- TEXT EXCERPT:
When something goes wrong or confuses the collaborator, **also log it in
`ISSUES.md`** (see section 6) so the skill author can polish the
template later.

---

## 2. The mission (in one sentence)

Co-design a mobile puzzle/casual game with the collaborator, ship **one
playable hand-crafted level** running in their browser at mobile portrait
aspect, and at the end hand off a clean `Level` data format that another
team can use to generate hundreds more levels.

---

## 3. The only hard constraint

You can be creative about everything — mechanics, art, UI, animations,
audio, framework idioms — **except this one thing**:

> You must abstract every level into a single TypeScript interface
> called `Level` exported from `src/core/level.ts`, and your finished
> demo must load its starting state from a JSON file at
> `src/levels/demo.json` that conforms to that interface.

The `Level` interface must satisfy all of:

1. **JSON-serializable.** No functions, classes, `Map`, `Set`,
   `undefined`, circular references. Plain numbers / strings / booleans /
   arrays / nested plain objects only.
2. **Complete.** Given only the JSON, the game must be able to
   reconstruct the initial playable state deterministically — no hidden
   state, no `Math.random()` during boot.

- DATA RECORDS:
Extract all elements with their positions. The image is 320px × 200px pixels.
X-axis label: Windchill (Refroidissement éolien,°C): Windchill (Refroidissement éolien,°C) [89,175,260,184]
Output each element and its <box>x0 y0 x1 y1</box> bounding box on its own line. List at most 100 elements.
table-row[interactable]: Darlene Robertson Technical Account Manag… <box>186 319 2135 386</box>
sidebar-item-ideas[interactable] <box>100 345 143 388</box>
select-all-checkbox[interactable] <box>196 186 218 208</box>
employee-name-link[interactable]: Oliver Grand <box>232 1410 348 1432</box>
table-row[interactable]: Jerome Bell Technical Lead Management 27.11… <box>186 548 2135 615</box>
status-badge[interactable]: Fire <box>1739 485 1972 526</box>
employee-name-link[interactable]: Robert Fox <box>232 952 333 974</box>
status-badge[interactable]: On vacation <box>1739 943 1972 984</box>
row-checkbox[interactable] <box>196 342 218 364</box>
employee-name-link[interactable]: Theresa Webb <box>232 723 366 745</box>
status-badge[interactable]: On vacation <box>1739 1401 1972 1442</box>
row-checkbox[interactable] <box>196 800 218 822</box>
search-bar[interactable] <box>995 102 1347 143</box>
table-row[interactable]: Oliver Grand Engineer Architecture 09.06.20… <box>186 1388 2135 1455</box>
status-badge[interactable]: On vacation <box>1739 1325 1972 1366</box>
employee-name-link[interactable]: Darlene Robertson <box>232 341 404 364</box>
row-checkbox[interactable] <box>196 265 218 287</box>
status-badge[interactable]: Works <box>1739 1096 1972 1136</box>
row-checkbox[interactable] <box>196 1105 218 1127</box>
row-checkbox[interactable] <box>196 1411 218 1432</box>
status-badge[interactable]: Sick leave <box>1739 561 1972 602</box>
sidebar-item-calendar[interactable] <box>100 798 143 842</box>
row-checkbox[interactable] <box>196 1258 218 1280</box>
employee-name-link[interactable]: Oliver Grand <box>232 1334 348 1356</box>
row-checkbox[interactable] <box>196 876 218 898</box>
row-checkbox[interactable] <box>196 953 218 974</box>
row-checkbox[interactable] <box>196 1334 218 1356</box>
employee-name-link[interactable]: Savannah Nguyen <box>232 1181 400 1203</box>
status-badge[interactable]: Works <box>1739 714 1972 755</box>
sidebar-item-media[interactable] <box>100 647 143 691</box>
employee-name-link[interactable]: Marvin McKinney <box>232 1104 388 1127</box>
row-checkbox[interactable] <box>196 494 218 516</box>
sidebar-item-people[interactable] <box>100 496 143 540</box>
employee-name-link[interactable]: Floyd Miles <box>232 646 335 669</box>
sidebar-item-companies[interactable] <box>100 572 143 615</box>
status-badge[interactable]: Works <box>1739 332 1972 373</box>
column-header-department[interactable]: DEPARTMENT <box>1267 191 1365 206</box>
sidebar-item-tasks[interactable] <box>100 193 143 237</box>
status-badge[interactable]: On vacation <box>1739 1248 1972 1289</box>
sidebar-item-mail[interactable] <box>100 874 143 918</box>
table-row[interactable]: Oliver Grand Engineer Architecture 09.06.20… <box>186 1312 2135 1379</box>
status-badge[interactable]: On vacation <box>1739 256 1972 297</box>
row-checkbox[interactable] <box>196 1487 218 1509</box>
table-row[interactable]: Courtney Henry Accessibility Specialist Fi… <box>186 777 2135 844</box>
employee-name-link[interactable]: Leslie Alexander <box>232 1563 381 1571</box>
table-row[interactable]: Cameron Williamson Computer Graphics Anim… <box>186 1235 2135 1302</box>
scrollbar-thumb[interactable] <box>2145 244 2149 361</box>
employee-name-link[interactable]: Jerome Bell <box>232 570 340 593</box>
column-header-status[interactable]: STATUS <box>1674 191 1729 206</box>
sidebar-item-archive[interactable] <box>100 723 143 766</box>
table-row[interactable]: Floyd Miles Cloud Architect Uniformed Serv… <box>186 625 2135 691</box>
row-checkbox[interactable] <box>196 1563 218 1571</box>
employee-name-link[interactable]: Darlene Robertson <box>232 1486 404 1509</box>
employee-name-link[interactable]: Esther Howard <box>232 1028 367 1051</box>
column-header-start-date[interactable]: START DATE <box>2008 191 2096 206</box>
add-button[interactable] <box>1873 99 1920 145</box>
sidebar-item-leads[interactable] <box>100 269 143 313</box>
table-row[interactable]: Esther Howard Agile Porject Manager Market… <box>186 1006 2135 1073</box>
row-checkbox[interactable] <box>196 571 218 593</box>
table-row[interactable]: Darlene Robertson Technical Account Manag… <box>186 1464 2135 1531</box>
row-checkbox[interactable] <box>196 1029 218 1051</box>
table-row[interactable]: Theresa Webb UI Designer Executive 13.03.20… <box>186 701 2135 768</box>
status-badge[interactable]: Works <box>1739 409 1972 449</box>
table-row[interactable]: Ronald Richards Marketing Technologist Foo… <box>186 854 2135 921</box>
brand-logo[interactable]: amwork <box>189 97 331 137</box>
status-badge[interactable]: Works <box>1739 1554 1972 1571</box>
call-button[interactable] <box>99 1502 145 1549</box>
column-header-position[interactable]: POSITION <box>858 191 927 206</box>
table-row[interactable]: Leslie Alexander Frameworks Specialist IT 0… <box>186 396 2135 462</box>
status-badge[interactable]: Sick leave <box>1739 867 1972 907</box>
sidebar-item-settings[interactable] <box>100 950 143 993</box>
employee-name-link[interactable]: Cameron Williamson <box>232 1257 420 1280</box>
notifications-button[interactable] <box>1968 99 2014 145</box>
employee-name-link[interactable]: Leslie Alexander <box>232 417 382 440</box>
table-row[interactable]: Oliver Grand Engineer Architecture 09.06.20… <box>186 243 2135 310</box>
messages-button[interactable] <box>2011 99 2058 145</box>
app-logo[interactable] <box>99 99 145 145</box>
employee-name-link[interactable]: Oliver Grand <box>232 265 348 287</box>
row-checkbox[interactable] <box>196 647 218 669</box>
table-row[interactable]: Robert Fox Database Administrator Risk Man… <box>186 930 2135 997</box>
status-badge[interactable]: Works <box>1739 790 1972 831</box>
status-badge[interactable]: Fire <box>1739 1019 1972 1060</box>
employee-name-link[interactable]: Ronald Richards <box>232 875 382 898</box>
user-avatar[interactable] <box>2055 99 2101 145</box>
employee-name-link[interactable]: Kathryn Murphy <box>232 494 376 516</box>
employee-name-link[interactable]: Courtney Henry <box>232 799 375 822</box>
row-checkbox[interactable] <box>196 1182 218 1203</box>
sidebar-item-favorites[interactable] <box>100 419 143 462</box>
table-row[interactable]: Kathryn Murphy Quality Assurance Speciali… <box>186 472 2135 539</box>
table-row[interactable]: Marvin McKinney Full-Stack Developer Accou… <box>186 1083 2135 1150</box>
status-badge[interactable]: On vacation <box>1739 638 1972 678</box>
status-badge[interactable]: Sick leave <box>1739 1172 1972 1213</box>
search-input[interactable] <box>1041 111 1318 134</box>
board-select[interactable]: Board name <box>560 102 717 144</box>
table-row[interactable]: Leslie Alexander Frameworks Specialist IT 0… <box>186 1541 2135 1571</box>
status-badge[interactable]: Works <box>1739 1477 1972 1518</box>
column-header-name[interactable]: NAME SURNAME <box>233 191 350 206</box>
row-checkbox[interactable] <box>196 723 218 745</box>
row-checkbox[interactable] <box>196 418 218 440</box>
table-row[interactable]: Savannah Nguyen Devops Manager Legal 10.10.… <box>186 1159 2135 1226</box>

- EXERCISE SET:
1. Print the stretch of the game project brief from "You can be creative" through "plain objects only." word for word.
2. From the entries, select every line that contains the string "Kathryn".

- COMPLETE ANSWERS:
1.
You can be creative about everything — mechanics, art, UI, animations,
audio, framework idioms — **except this one thing**:

> You must abstract every level into a single TypeScript interface
> called `Level` exported from `src/core/level.ts`, and your finished
> demo must load its starting state from a JSON file at
> `src/levels/demo.json` that conforms to that interface.

The `Level` interface must satisfy all of:

1. **JSON-serializable.** No functions, classes, `Map`, `Set`,
   `undefined`, circular references. Plain numbers / strings / booleans /
   arrays / nested plain objects only.

2.
employee-name-link[interactable]: Kathryn Murphy <box>232 494 376 516</box>
table-row[interactable]: Kathryn Murphy Quality Assurance Speciali… <box>186 472 2135 539</box>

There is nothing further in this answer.